PROBLEMA PROPOSTO 1:
Com base no trecho sobre a coragem diante das dificuldades, responda:
(a) Sobre o que o autor do trecho foi questionado recentemente?
(b) De que tipos poderiam ser as dificuldades a que o interlocutor se referia?
(c) Por que bebidas alcoólicas e drogas seriam assuntos sobre os quais o autor saberia muito pouco?

TRECHO PARA LEITURA:
****************

(*) João Bosco Leal
Em 19/03/2012 às 10:37
Recentemente fui questionado sobre a coragem necessária para superar os mais diversos tipos de dificuldades pelos quais já havia passado. No momento da inesperada pergunta, não sabia como responder, pois nunca havia pensado sobre o assunto.
Procurei então entender que situação seria essa que, pelo menos naquele momento não me atingia, mas sim a meu interlocutor, que certamente me questionava em busca uma solução para algo que o afligia.
As dificuldades a que se referia poderiam ser financeiras, educacionais, de saúde, emocionais ou muitas outras, para mim desconhecidos, e precisava me informar melhor para poder tentar ajudá-lo.
Apesar de reconhecer que a vida já havia me pregado peças dos mais variados tamanhos e intensidades, tinha também a consciência de que muitas outras ainda poderiam acontecer sobre temas para mim ainda desconhecidos ou mesmo repetindo-se algo já vivido.
Por não usar nenhum tipo de bebida alcoólica ou drogas e nunca haver estado próximo de quem as utiliza, esses seriam assuntos sobre os quais muito pouco saberia e, mesmo que soubesse, seria um conhecimento superficial, não profissional ou já vivenciado.

****************

ITENS:
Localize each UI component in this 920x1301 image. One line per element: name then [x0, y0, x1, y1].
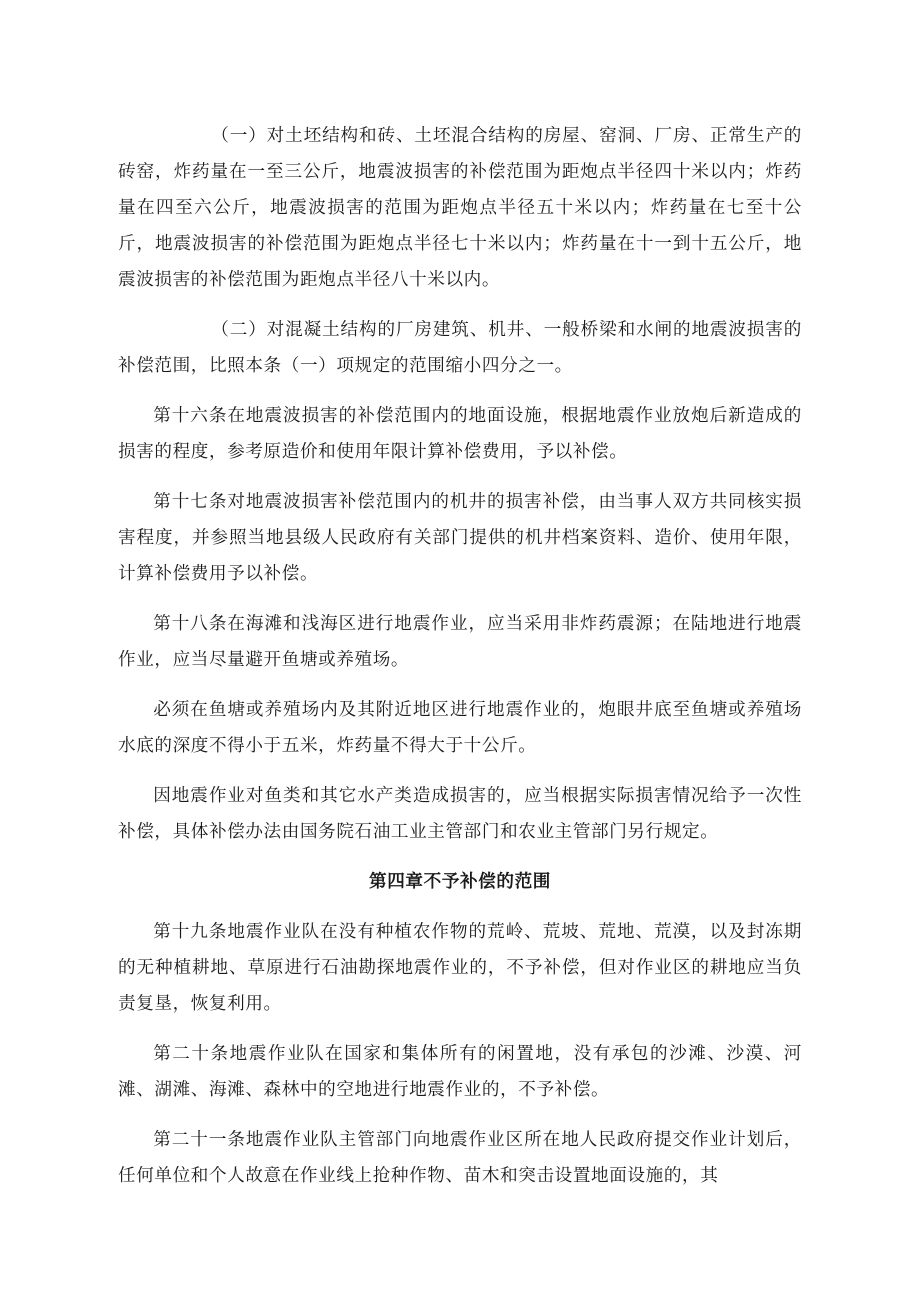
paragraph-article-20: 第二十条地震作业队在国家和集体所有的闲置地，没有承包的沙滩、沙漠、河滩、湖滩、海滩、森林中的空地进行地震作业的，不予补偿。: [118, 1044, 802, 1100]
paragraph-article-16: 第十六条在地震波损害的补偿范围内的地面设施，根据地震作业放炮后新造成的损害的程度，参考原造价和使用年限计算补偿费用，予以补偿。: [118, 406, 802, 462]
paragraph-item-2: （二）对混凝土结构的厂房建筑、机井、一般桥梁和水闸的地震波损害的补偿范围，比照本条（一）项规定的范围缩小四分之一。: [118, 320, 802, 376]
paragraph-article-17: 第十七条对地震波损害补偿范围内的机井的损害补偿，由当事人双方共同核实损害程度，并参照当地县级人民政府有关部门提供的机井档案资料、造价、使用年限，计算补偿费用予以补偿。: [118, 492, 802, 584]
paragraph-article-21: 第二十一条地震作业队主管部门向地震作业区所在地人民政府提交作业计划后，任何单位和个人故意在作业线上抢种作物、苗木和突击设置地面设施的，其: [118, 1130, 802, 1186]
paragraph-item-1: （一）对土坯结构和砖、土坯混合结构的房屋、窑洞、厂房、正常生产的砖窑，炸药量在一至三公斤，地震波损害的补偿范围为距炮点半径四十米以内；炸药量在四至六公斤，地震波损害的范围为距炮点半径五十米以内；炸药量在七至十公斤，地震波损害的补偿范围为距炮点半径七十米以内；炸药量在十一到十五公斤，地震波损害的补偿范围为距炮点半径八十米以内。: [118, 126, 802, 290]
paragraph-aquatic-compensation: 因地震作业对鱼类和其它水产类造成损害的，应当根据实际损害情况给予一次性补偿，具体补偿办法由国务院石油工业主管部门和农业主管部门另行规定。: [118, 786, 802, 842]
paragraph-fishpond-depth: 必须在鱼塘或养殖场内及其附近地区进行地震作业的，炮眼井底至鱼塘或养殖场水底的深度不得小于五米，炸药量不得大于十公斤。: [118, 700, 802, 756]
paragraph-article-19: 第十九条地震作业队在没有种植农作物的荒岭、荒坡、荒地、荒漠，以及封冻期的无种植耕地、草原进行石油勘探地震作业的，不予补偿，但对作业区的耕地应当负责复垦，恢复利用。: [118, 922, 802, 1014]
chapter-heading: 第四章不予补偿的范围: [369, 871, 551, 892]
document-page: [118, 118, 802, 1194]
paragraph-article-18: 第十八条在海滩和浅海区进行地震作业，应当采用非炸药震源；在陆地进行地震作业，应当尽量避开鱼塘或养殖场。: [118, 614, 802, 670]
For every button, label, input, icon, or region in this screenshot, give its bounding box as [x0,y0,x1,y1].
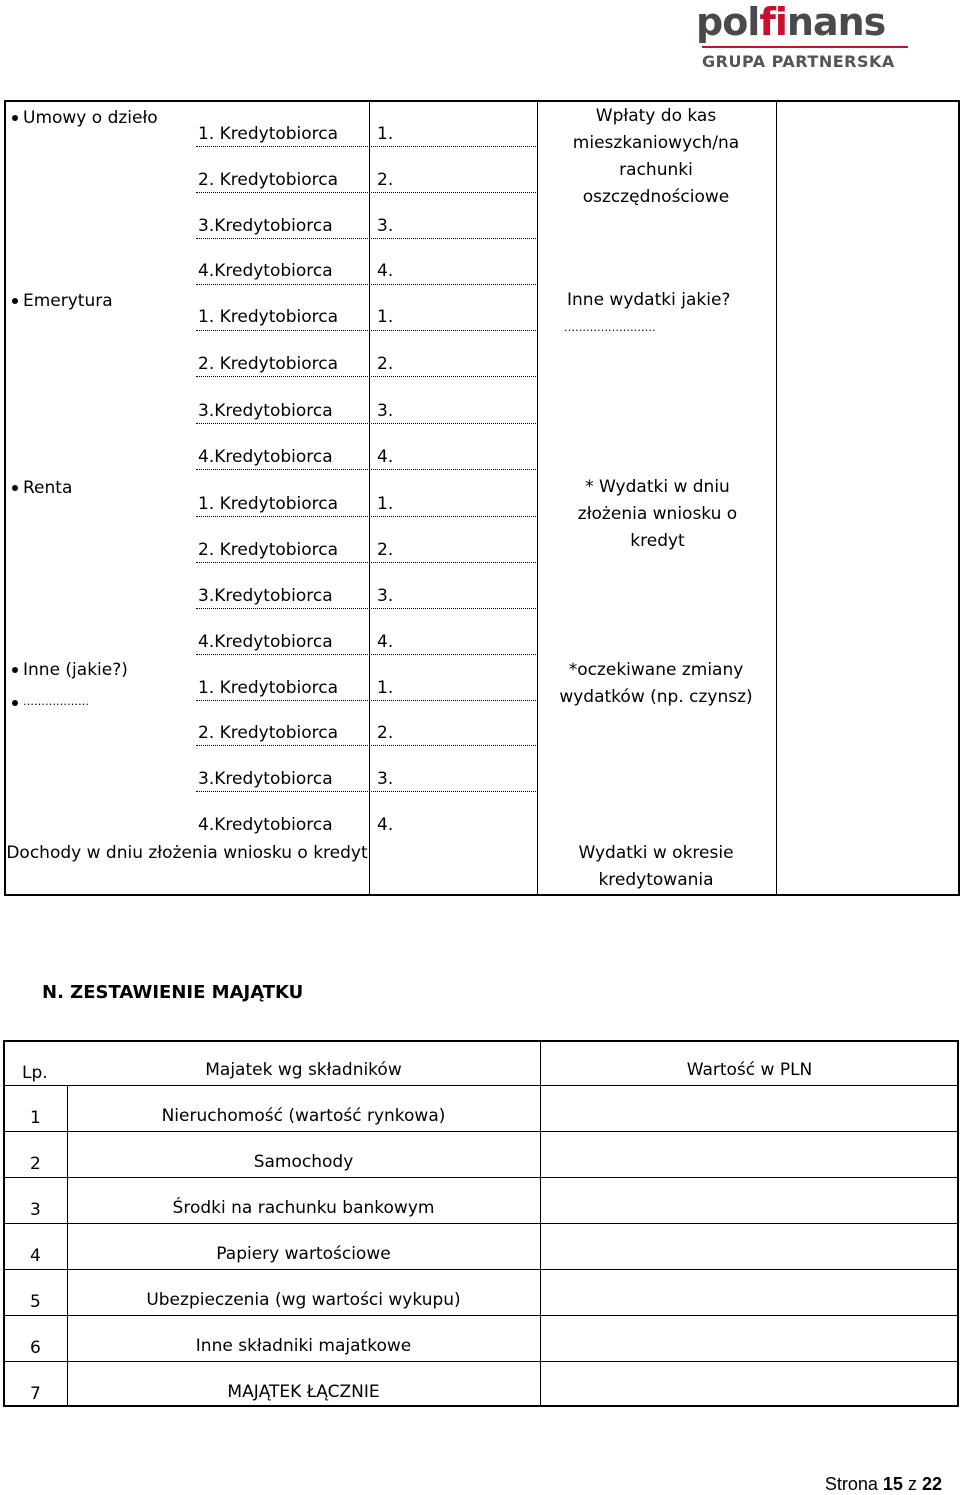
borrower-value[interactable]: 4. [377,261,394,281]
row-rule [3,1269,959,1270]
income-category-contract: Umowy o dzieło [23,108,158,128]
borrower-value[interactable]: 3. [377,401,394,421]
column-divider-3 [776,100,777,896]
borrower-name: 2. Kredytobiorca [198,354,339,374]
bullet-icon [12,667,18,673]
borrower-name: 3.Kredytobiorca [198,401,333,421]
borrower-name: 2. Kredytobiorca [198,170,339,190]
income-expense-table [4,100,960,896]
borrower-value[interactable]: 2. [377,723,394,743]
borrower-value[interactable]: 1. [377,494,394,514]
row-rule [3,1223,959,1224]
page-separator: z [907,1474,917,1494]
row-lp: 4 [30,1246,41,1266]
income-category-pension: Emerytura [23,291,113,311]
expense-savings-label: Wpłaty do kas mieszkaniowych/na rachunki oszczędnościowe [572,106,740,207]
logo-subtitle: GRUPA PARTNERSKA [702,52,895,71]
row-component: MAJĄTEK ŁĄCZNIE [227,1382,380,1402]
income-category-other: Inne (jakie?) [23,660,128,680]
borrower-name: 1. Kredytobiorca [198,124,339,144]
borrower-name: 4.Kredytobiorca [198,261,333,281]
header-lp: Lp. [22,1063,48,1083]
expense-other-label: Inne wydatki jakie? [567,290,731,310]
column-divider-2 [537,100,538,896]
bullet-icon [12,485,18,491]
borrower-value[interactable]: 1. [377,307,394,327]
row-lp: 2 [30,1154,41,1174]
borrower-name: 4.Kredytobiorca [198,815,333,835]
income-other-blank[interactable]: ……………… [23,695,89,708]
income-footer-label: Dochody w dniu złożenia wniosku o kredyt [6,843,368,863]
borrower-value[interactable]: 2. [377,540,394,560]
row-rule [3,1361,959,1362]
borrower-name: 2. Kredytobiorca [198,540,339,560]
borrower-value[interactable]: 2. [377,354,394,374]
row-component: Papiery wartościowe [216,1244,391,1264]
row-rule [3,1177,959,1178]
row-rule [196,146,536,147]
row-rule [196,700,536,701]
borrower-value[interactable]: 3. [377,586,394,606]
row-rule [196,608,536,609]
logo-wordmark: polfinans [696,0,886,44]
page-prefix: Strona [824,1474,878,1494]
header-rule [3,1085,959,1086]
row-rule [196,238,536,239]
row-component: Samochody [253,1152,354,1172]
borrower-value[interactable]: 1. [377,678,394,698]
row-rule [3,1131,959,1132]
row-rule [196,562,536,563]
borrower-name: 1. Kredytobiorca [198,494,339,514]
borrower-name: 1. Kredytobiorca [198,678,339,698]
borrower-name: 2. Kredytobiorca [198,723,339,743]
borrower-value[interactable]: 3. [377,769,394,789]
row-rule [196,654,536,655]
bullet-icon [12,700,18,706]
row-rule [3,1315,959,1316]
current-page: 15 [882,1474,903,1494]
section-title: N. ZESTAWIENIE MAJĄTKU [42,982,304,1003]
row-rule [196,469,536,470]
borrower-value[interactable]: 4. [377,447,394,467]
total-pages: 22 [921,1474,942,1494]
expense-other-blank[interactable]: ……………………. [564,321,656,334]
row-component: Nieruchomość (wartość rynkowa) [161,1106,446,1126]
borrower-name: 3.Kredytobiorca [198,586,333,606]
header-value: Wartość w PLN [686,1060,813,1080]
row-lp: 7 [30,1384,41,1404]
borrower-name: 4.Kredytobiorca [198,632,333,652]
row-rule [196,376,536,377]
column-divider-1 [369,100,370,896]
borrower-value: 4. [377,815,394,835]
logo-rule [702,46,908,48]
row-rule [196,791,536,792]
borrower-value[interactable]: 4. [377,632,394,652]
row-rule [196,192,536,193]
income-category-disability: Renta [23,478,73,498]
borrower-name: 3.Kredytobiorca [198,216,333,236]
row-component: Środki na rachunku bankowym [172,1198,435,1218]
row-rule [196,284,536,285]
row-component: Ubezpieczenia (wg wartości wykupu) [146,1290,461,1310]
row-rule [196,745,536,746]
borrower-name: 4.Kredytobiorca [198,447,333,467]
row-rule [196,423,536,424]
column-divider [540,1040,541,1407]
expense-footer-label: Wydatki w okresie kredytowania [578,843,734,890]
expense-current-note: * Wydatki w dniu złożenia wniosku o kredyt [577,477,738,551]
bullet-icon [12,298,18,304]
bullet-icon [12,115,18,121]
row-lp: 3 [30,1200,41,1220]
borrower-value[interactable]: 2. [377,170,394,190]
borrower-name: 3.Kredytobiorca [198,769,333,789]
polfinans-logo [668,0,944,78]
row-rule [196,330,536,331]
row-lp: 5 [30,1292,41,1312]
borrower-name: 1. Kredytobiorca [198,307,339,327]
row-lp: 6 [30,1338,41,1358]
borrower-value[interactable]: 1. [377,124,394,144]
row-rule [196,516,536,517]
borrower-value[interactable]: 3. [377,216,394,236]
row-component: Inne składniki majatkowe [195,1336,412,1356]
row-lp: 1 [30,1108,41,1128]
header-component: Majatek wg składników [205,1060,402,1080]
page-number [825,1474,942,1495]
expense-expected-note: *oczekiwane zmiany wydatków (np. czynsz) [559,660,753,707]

****************

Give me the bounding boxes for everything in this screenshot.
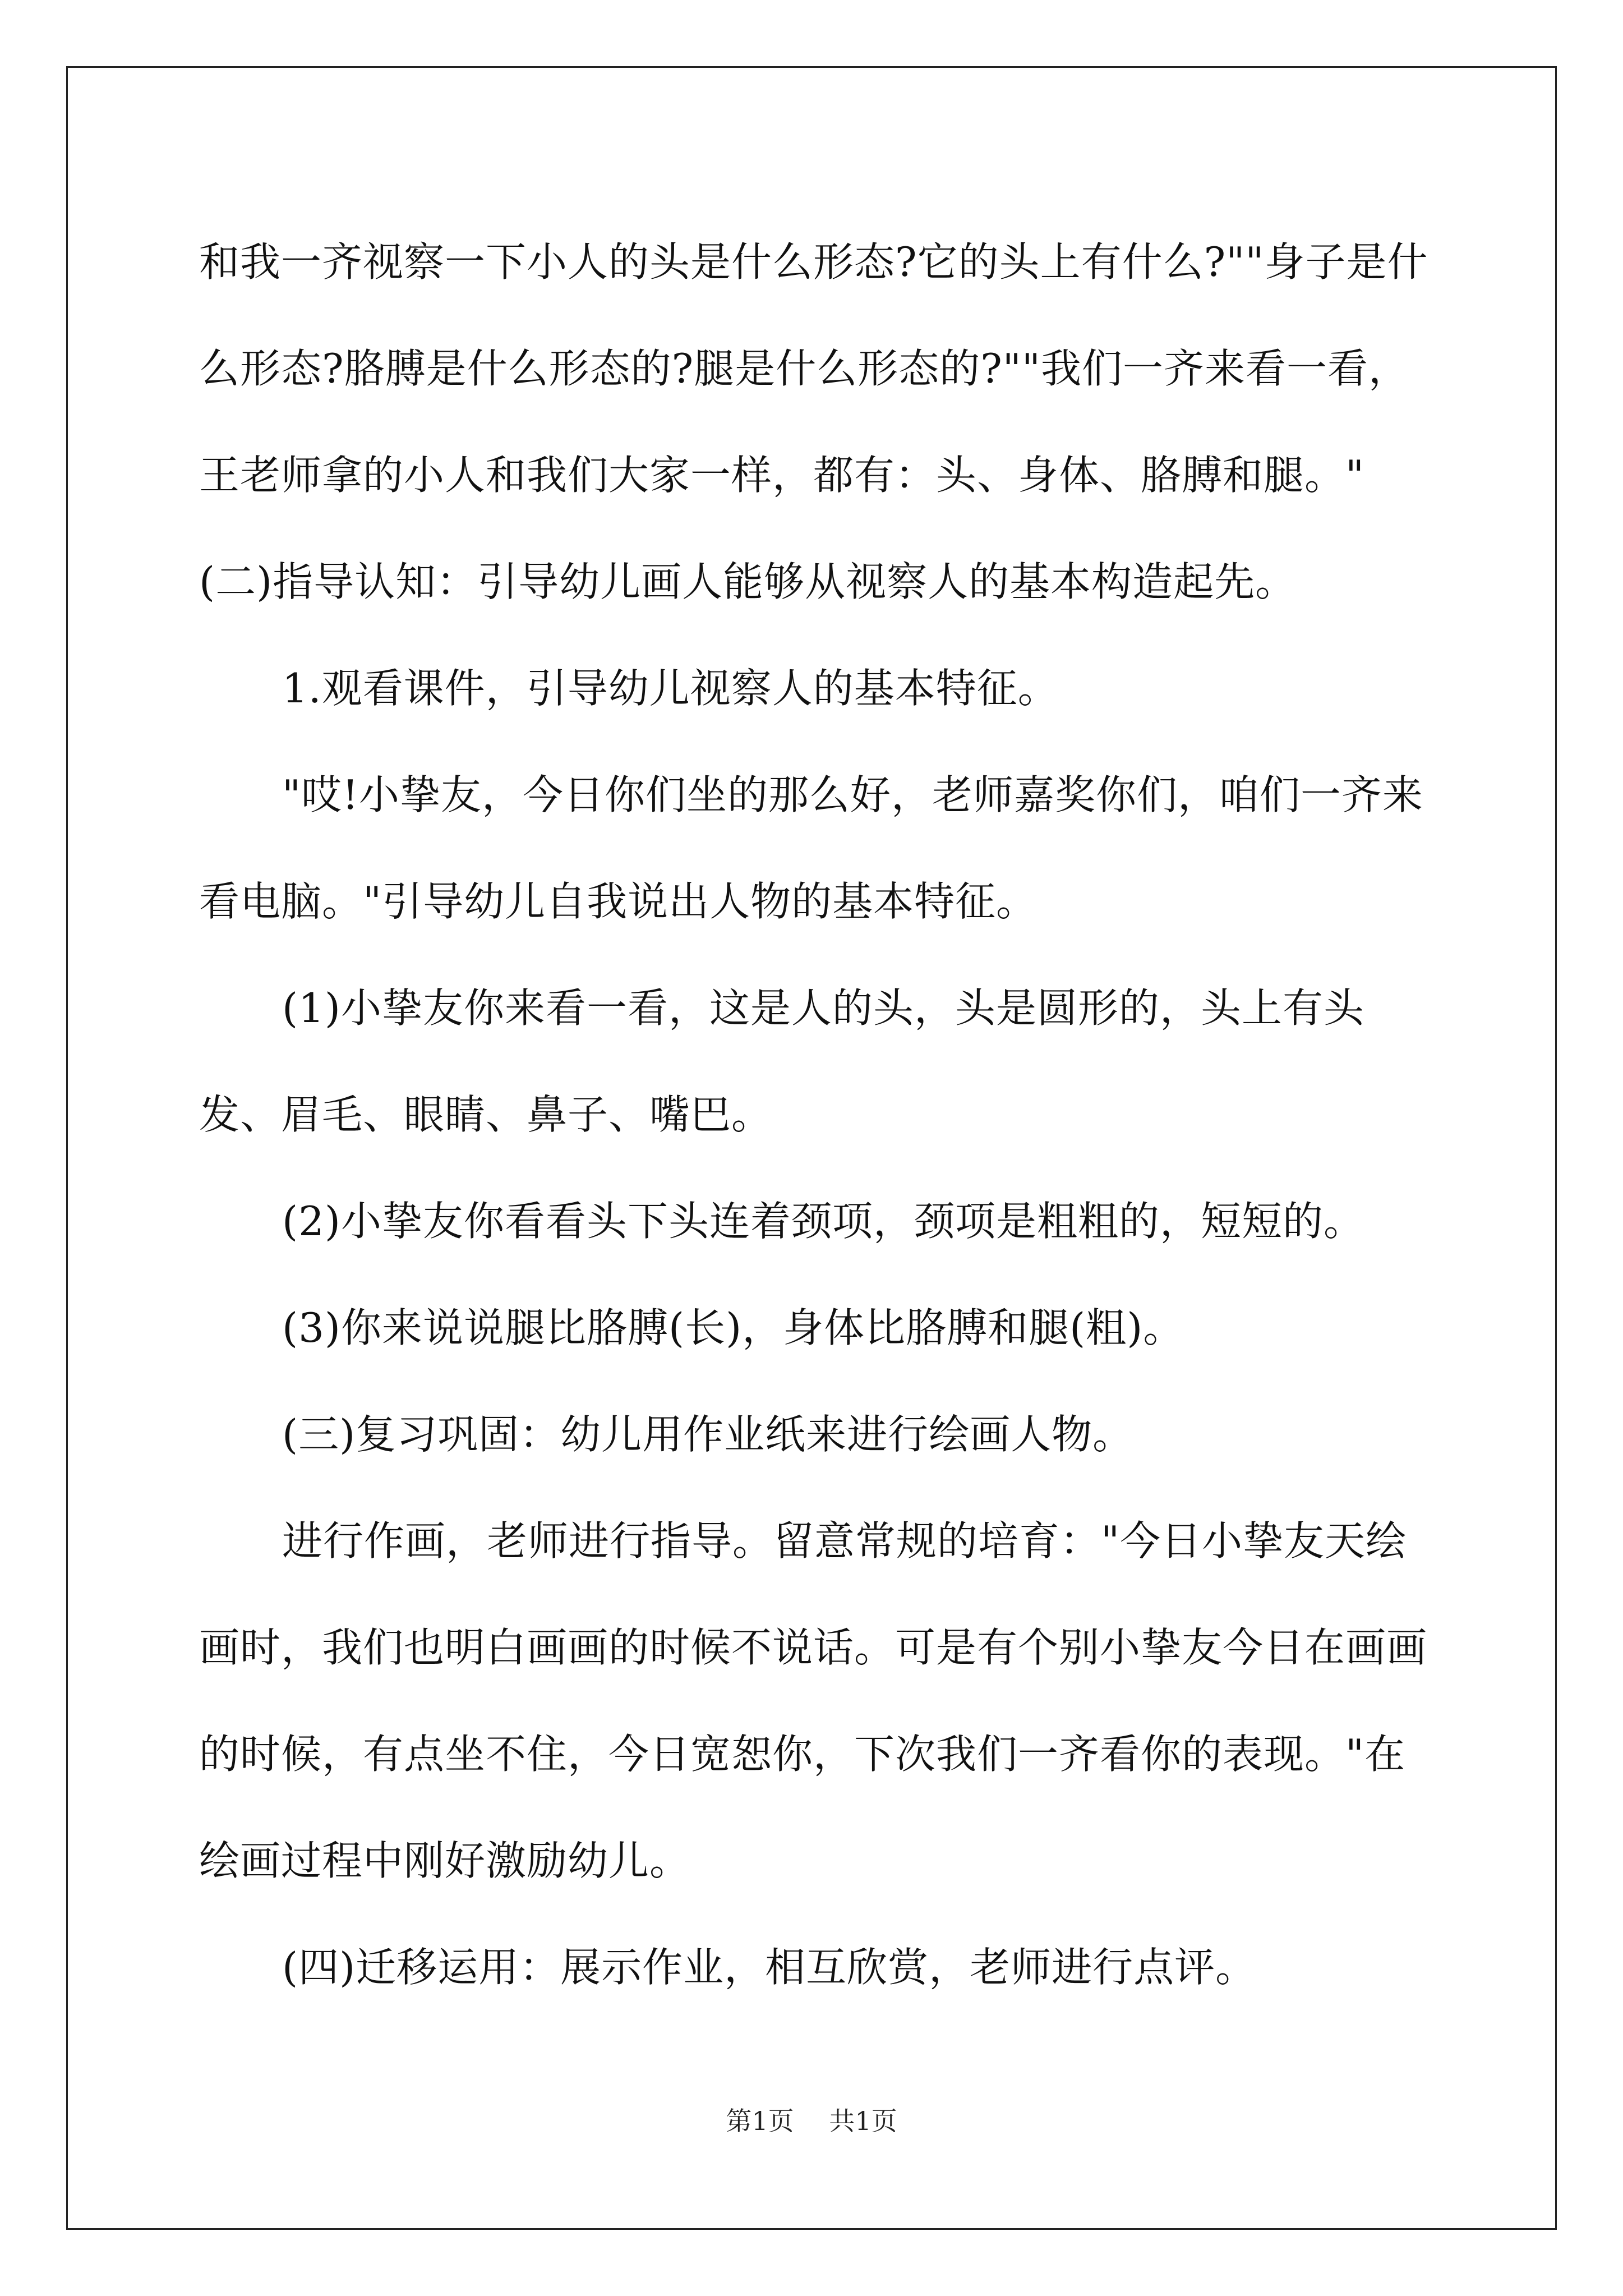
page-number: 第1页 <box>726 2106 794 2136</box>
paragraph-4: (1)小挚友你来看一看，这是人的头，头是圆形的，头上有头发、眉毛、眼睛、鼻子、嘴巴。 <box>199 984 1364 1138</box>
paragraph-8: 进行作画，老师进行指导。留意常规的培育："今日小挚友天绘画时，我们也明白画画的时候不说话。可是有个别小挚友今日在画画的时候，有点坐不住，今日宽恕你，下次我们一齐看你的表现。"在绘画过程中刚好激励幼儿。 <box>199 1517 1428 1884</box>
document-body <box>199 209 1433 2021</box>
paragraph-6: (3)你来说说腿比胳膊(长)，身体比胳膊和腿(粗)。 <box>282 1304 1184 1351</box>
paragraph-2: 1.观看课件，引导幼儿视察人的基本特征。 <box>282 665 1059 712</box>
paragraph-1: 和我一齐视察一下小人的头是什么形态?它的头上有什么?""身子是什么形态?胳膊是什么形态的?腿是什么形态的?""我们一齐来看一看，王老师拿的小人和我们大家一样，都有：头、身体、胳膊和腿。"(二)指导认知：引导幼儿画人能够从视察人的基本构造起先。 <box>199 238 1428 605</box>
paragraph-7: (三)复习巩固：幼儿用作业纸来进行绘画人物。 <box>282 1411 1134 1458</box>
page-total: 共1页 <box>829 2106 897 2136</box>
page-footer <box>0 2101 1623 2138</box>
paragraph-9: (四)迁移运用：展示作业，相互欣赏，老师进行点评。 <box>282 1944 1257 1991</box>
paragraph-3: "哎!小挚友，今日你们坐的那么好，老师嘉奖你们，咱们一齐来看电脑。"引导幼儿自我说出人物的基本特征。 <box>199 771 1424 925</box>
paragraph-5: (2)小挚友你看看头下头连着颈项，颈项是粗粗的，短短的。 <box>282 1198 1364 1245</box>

****************

PROBLEMA PROPOSTO 2: Repita sem nenhuma alteração as linhas do primeiro bloco, começando na que contém "1044, 802, 1100]" e terminando na que contém "document-page: [118, 118, 802, 1194]", incluindo ambas.

RESPOSTA COMPLETA 1:
(a) Sobre a coragem necessária para superar os mais diversos tipos de dificuldades pelos quais já havia passado.
(b) Poderiam ser financeiras, educacionais, de saúde, emocionais ou muitas outras.
(c) Porque não usa nenhum tipo de bebida alcoólica ou drogas e nunca esteve próximo de quem as utiliza.

RESPOSTA COMPLETA 2:
paragraph-article-20: 第二十条地震作业队在国家和集体所有的闲置地，没有承包的沙滩、沙漠、河滩、湖滩、海滩、森林中的空地进行地震作业的，不予补偿。: [118, 1044, 802, 1100]
paragraph-article-16: 第十六条在地震波损害的补偿范围内的地面设施，根据地震作业放炮后新造成的损害的程度，参考原造价和使用年限计算补偿费用，予以补偿。: [118, 406, 802, 462]
paragraph-item-2: （二）对混凝土结构的厂房建筑、机井、一般桥梁和水闸的地震波损害的补偿范围，比照本条（一）项规定的范围缩小四分之一。: [118, 320, 802, 376]
paragraph-article-17: 第十七条对地震波损害补偿范围内的机井的损害补偿，由当事人双方共同核实损害程度，并参照当地县级人民政府有关部门提供的机井档案资料、造价、使用年限，计算补偿费用予以补偿。: [118, 492, 802, 584]
paragraph-article-21: 第二十一条地震作业队主管部门向地震作业区所在地人民政府提交作业计划后，任何单位和个人故意在作业线上抢种作物、苗木和突击设置地面设施的，其: [118, 1130, 802, 1186]
paragraph-item-1: （一）对土坯结构和砖、土坯混合结构的房屋、窑洞、厂房、正常生产的砖窑，炸药量在一至三公斤，地震波损害的补偿范围为距炮点半径四十米以内；炸药量在四至六公斤，地震波损害的范围为距炮点半径五十米以内；炸药量在七至十公斤，地震波损害的补偿范围为距炮点半径七十米以内；炸药量在十一到十五公斤，地震波损害的补偿范围为距炮点半径八十米以内。: [118, 126, 802, 290]
paragraph-aquatic-compensation: 因地震作业对鱼类和其它水产类造成损害的，应当根据实际损害情况给予一次性补偿，具体补偿办法由国务院石油工业主管部门和农业主管部门另行规定。: [118, 786, 802, 842]
paragraph-fishpond-depth: 必须在鱼塘或养殖场内及其附近地区进行地震作业的，炮眼井底至鱼塘或养殖场水底的深度不得小于五米，炸药量不得大于十公斤。: [118, 700, 802, 756]
paragraph-article-19: 第十九条地震作业队在没有种植农作物的荒岭、荒坡、荒地、荒漠，以及封冻期的无种植耕地、草原进行石油勘探地震作业的，不予补偿，但对作业区的耕地应当负责复垦，恢复利用。: [118, 922, 802, 1014]
chapter-heading: 第四章不予补偿的范围: [369, 871, 551, 892]
document-page: [118, 118, 802, 1194]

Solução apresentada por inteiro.